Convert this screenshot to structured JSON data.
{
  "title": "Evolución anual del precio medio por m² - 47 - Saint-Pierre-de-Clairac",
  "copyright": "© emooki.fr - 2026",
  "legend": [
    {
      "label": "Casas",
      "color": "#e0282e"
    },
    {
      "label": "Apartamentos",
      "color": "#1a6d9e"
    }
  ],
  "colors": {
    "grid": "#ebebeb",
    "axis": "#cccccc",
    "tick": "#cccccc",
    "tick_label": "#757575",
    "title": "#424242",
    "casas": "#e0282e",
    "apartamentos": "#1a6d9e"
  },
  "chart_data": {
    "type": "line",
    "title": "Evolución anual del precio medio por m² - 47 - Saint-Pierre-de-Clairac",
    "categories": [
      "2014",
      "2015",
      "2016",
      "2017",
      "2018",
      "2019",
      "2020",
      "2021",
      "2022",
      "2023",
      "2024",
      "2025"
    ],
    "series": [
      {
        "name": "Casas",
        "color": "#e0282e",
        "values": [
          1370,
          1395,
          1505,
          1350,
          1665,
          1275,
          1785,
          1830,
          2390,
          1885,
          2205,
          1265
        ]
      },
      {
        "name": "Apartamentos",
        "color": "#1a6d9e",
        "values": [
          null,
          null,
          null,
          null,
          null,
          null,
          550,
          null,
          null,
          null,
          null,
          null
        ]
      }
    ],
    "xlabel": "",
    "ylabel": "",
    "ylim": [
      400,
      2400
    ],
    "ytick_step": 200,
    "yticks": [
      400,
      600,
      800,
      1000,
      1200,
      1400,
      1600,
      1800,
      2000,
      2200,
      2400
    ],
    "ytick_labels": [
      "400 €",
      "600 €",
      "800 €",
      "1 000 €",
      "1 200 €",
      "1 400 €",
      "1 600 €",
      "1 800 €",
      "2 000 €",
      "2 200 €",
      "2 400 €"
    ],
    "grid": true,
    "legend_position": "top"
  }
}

● GOAL
Each entry above is to be set down again in exactly the same words.

● TASK RESULT
Convert this screenshot to structured JSON data.
{
  "title": "Evolución anual del precio medio por m² - 47 - Saint-Pierre-de-Clairac",
  "copyright": "© emooki.fr - 2026",
  "legend": [
    {
      "label": "Casas",
      "color": "#e0282e"
    },
    {
      "label": "Apartamentos",
      "color": "#1a6d9e"
    }
  ],
  "colors": {
    "grid": "#ebebeb",
    "axis": "#cccccc",
    "tick": "#cccccc",
    "tick_label": "#757575",
    "title": "#424242",
    "casas": "#e0282e",
    "apartamentos": "#1a6d9e"
  },
  "chart_data": {
    "type": "line",
    "title": "Evolución anual del precio medio por m² - 47 - Saint-Pierre-de-Clairac",
    "categories": [
      "2014",
      "2015",
      "2016",
      "2017",
      "2018",
      "2019",
      "2020",
      "2021",
      "2022",
      "2023",
      "2024",
      "2025"
    ],
    "series": [
      {
        "name": "Casas",
        "color": "#e0282e",
        "values": [
          1370,
          1395,
          1505,
          1350,
          1665,
          1275,
          1785,
          1830,
          2390,
          1885,
          2205,
          1265
        ]
      },
      {
        "name": "Apartamentos",
        "color": "#1a6d9e",
        "values": [
          null,
          null,
          null,
          null,
          null,
          null,
          550,
          null,
          null,
          null,
          null,
          null
        ]
      }
    ],
    "xlabel": "",
    "ylabel": "",
    "ylim": [
      400,
      2400
    ],
    "ytick_step": 200,
    "yticks": [
      400,
      600,
      800,
      1000,
      1200,
      1400,
      1600,
      1800,
      2000,
      2200,
      2400
    ],
    "ytick_labels": [
      "400 €",
      "600 €",
      "800 €",
      "1 000 €",
      "1 200 €",
      "1 400 €",
      "1 600 €",
      "1 800 €",
      "2 000 €",
      "2 200 €",
      "2 400 €"
    ],
    "grid": true,
    "legend_position": "top"
  }
}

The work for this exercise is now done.